■ **DIRECTION**
Extract the lines that hold the string "ConstraintLayout".

■ **PROVIDED ENTRIES**
— Begin —

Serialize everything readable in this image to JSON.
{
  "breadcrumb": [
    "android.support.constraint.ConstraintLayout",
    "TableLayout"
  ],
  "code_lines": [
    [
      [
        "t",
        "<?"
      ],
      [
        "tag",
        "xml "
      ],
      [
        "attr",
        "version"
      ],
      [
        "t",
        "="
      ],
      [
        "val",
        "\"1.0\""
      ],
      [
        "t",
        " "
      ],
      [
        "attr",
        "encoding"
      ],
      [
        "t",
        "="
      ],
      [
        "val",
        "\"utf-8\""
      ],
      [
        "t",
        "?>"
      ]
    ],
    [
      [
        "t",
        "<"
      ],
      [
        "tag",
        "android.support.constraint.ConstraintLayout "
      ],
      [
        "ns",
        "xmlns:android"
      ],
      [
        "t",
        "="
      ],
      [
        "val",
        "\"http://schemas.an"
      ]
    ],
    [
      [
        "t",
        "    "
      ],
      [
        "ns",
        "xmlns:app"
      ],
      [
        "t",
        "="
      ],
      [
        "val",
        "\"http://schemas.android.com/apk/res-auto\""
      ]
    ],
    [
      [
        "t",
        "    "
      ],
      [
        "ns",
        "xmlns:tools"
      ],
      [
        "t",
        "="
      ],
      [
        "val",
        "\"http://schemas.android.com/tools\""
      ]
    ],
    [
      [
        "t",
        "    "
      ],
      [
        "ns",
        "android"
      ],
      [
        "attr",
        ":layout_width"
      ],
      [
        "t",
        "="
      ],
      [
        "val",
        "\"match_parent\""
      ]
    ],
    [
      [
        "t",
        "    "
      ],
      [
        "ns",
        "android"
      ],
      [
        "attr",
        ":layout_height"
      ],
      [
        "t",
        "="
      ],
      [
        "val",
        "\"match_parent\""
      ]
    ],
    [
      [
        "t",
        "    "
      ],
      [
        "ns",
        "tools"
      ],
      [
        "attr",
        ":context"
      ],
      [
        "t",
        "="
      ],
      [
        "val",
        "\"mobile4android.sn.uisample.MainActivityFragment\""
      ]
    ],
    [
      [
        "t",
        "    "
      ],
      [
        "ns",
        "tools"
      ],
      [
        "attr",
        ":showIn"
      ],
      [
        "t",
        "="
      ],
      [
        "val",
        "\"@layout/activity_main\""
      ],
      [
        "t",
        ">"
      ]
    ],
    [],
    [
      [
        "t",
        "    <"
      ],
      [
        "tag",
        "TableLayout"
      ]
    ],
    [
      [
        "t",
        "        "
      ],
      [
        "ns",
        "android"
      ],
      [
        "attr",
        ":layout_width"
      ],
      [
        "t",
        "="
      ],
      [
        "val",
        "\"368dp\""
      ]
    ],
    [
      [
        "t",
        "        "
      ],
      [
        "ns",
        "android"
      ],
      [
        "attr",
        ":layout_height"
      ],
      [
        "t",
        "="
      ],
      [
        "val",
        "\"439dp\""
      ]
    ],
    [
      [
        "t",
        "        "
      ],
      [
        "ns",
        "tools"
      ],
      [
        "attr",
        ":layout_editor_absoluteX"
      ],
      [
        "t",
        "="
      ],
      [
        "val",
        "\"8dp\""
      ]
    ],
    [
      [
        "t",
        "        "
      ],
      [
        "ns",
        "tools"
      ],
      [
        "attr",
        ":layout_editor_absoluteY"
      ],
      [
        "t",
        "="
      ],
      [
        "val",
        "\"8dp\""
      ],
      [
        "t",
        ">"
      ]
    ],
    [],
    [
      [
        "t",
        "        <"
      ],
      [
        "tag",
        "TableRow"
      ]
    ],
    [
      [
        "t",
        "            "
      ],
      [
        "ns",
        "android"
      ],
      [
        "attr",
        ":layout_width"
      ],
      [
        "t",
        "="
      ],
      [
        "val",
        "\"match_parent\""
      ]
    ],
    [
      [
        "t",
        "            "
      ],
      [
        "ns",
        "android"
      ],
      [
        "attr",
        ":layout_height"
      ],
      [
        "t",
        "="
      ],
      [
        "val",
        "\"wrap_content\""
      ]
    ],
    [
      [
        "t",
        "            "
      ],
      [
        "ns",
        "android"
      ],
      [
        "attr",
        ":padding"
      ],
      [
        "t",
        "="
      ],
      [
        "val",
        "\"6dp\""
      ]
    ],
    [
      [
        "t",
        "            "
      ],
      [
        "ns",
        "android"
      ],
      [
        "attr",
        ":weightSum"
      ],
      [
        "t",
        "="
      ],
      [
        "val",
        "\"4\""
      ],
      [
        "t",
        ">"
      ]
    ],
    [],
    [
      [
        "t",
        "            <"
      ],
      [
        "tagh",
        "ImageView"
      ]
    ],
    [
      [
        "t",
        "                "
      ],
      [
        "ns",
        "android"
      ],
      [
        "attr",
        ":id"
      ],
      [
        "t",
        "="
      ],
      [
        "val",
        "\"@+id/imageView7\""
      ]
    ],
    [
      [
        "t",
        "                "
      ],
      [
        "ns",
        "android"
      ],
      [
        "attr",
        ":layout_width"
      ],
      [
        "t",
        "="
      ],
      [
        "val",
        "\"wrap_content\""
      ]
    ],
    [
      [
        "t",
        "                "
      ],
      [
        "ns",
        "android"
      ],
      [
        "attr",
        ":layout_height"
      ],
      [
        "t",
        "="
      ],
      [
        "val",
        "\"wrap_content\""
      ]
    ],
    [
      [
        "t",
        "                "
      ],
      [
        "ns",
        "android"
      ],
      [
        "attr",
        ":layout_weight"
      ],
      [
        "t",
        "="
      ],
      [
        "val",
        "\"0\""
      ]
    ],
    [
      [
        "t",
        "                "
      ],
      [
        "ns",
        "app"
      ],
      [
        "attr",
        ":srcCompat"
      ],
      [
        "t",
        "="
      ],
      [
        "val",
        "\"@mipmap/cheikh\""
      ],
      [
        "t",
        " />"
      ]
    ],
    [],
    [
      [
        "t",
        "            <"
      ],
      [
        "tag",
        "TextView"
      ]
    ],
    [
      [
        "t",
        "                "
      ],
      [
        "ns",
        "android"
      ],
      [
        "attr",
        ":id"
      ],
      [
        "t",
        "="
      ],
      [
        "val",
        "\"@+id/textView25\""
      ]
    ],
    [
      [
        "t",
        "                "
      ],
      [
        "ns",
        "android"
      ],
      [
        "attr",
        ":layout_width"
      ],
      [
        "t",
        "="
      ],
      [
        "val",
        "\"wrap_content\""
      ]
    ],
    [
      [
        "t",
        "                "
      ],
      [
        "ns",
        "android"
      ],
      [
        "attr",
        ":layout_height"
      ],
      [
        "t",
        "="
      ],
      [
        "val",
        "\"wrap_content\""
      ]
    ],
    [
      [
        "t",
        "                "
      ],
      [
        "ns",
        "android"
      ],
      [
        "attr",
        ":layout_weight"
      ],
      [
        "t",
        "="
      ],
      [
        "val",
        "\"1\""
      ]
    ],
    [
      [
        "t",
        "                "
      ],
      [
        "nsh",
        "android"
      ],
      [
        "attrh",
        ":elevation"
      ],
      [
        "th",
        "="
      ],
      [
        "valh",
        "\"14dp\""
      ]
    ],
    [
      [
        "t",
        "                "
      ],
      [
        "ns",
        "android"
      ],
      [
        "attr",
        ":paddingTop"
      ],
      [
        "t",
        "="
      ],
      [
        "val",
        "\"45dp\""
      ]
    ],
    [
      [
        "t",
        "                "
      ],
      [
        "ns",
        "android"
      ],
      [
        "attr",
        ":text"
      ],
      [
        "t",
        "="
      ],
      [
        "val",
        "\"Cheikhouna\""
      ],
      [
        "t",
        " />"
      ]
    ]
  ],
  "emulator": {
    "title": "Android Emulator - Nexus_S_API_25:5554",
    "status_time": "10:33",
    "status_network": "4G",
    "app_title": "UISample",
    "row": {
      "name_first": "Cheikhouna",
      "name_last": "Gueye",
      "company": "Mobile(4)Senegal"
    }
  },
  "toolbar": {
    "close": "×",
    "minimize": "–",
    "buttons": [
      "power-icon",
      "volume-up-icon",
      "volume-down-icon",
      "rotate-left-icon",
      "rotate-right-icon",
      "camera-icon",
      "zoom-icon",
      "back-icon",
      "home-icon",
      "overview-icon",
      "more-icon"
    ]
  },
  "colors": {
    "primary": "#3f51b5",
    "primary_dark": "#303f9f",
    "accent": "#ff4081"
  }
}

— End —

■ **RESPONSE TO THIS EXERCISE**
    "android.support.constraint.ConstraintLayout",
        "android.support.constraint.ConstraintLayout "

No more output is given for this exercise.